[Stored data entries]

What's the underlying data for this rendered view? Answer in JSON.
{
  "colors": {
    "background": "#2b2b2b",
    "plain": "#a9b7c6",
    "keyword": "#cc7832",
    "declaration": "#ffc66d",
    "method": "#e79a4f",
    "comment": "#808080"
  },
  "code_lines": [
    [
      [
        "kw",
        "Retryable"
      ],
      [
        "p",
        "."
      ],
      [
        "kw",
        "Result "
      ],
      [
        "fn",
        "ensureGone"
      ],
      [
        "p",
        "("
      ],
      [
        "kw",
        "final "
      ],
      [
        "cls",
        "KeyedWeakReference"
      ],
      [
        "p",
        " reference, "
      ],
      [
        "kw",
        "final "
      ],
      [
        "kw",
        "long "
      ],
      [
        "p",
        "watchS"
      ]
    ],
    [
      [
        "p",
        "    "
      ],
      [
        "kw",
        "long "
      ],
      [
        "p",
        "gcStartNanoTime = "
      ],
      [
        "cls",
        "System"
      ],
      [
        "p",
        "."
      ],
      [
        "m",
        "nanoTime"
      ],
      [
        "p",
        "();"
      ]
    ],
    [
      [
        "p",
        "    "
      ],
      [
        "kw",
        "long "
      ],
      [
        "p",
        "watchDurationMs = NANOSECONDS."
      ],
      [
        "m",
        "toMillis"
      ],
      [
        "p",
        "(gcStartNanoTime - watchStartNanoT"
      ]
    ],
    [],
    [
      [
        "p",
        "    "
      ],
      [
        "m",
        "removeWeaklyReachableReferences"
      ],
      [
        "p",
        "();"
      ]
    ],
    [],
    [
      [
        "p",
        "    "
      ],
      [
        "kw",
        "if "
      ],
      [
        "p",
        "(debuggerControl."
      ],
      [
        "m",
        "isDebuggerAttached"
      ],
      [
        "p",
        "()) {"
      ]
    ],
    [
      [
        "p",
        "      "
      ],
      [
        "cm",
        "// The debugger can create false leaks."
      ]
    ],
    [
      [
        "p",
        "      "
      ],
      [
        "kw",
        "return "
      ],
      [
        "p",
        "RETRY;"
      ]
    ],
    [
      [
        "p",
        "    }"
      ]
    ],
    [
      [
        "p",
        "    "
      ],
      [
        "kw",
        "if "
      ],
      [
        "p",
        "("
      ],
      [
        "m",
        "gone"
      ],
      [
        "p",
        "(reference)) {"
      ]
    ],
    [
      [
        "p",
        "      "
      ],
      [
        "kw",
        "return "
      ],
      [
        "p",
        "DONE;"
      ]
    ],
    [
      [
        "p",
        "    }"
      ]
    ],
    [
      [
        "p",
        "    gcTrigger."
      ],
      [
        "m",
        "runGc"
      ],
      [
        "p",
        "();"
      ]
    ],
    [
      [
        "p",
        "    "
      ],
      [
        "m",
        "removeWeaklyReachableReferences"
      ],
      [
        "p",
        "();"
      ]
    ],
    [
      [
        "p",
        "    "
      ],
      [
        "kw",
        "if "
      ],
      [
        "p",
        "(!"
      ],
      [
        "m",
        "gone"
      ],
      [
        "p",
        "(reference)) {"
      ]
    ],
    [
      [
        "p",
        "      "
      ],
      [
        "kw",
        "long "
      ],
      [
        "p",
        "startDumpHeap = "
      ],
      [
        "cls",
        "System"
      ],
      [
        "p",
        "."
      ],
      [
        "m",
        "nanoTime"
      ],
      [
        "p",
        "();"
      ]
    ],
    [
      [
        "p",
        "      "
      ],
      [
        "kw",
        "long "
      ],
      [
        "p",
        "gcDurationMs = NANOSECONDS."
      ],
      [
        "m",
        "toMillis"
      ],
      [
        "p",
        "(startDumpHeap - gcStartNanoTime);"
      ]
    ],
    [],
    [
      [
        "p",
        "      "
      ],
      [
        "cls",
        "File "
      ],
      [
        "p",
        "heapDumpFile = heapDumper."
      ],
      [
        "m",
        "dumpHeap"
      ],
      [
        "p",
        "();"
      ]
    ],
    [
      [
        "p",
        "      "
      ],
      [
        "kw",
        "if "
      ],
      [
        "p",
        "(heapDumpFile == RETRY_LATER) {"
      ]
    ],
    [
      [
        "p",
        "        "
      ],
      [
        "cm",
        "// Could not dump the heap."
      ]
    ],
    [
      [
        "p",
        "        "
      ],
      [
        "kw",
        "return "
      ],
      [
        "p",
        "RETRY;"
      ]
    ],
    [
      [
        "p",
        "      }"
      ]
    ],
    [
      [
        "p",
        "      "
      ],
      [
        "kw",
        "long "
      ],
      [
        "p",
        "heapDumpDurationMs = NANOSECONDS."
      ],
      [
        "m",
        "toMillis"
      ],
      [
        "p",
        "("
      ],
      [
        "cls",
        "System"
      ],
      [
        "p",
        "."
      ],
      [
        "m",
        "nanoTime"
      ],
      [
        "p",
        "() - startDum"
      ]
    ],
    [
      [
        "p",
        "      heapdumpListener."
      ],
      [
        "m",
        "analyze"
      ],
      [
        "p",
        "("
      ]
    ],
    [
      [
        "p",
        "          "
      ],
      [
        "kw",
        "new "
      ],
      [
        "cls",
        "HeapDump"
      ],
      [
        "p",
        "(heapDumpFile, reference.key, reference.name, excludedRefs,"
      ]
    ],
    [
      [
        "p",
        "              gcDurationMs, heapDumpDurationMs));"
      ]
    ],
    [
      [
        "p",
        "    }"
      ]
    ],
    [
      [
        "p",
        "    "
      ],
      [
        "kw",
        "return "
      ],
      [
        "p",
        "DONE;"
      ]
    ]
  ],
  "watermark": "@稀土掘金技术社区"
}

[WHAT THIS TASK INVOLVES] Pull out each line holding the string "NANOSECONDS".

[COMPLETED TASK]
        "watchDurationMs = NANOSECONDS."
        "gcDurationMs = NANOSECONDS."
        "heapDumpDurationMs = NANOSECONDS."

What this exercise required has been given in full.